Given exercise:
Records follow. Copy every line with "this".

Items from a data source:
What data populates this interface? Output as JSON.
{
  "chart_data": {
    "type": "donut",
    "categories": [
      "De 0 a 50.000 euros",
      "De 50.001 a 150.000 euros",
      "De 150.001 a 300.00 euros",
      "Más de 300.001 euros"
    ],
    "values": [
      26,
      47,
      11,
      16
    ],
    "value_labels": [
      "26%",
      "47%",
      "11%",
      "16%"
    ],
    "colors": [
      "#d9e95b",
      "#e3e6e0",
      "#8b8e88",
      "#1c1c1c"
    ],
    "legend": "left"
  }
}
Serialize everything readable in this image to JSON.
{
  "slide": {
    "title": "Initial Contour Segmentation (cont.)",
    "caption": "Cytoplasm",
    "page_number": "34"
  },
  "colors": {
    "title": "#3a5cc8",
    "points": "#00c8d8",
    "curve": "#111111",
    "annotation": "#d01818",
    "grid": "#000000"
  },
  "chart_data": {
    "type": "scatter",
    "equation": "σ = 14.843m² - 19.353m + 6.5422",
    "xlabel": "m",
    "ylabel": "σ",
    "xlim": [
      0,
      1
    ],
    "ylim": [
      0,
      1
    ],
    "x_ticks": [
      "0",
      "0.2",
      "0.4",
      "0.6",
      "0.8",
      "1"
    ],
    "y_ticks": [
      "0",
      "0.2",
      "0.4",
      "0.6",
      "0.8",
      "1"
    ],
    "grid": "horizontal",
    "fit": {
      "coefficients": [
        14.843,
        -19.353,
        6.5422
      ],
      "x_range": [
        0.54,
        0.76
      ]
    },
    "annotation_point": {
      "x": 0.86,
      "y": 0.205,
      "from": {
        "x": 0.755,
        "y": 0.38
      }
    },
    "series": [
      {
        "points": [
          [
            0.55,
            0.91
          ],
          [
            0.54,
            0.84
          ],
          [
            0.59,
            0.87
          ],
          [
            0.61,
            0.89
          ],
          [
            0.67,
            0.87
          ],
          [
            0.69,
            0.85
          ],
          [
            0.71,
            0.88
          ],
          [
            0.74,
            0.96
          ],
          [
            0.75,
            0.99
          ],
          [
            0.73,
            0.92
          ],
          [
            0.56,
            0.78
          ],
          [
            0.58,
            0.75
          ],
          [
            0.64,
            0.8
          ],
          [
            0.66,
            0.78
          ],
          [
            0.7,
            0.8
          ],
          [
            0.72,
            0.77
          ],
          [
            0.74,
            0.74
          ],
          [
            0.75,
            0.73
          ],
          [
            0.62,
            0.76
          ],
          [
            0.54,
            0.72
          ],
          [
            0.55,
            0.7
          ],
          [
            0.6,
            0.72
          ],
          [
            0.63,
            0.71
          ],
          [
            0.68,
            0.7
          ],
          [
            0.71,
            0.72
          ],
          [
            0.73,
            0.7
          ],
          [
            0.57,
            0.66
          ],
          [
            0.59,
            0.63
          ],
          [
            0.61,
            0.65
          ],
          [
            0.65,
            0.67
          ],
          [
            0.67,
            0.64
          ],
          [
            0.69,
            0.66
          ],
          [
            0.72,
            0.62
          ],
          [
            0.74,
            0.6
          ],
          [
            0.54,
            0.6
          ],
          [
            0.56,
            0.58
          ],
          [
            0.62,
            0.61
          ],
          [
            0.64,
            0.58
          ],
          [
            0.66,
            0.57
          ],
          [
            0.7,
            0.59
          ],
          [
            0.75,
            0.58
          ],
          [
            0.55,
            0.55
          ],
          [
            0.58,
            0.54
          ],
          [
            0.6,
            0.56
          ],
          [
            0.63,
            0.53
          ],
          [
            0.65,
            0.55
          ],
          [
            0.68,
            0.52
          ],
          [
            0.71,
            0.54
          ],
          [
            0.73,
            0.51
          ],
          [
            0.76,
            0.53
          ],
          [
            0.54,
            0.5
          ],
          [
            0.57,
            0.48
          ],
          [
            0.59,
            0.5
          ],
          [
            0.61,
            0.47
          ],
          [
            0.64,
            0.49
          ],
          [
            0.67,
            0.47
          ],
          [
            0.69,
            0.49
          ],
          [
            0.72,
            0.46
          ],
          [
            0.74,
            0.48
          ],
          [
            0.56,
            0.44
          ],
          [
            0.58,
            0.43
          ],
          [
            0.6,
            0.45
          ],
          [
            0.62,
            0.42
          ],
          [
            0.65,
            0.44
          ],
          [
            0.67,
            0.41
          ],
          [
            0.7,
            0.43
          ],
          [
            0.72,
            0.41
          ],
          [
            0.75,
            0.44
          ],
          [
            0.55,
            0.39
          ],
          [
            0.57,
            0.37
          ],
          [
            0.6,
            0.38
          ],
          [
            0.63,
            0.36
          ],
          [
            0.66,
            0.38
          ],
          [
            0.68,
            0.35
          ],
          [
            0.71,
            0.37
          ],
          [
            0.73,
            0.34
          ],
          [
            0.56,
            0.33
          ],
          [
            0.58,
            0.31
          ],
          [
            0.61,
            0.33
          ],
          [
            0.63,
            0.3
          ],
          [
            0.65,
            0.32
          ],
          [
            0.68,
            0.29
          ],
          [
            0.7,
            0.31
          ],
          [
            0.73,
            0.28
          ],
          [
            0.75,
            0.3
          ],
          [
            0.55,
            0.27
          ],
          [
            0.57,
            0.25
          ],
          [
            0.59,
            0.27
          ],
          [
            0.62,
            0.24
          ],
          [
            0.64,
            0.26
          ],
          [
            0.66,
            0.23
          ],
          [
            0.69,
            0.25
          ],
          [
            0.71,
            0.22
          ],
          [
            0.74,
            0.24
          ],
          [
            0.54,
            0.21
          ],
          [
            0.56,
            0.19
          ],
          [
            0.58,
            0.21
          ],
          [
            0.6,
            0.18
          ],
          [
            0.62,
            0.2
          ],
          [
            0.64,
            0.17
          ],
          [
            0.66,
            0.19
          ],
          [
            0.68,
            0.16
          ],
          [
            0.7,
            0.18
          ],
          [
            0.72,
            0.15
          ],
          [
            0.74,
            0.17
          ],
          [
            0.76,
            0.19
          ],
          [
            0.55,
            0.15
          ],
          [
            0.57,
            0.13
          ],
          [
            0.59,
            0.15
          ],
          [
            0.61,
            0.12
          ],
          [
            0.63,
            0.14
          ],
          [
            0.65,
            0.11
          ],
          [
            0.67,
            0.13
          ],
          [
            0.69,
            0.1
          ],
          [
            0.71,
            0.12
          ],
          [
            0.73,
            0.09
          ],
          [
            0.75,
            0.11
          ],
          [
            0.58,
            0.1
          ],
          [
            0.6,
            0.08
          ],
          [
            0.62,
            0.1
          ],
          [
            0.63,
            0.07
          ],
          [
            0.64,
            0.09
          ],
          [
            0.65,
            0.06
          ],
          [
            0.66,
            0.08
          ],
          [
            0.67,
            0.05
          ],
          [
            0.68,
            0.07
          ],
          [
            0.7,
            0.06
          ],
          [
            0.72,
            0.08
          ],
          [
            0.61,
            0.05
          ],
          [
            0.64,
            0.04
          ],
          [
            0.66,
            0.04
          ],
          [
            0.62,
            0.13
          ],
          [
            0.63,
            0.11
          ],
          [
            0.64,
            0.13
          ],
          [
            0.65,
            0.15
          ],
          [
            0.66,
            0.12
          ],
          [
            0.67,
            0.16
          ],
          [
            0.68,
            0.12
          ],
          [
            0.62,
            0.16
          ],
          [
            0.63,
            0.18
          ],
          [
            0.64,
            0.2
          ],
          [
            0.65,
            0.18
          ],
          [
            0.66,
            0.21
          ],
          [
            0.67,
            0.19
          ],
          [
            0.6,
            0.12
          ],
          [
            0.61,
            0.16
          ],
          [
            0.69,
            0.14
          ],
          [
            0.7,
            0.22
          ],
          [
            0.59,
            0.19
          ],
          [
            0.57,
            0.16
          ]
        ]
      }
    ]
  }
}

Completed exercise:
What data populates this interface? Output as JSON.
Serialize everything readable in this image to JSON.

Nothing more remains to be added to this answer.